### REQUIRED WORK
Filter these entries so that only lines with the word "복호화에" remain.

### SUPPLIED RECORDS
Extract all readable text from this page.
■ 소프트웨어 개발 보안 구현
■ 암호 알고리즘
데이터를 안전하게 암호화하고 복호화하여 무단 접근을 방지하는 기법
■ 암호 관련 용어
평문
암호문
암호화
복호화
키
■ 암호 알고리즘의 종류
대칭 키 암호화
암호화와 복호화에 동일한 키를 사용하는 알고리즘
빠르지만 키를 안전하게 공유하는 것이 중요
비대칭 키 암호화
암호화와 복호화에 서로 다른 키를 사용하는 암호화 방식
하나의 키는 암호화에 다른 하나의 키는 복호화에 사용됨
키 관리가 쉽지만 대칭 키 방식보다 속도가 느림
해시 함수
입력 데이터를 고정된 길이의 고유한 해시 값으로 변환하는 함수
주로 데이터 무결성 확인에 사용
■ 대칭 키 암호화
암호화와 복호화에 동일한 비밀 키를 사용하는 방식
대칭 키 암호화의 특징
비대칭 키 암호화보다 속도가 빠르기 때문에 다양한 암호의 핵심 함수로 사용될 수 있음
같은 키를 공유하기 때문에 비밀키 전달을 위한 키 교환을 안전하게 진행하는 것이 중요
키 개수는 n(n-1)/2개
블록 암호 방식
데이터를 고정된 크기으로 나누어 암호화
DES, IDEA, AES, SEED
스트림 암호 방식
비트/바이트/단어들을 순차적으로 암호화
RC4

### EXERCISE OUTPUT
암호화와 복호화에 동일한 키를 사용하는 알고리즘
암호화와 복호화에 서로 다른 키를 사용하는 암호화 방식
하나의 키는 암호화에 다른 하나의 키는 복호화에 사용됨
암호화와 복호화에 동일한 비밀 키를 사용하는 방식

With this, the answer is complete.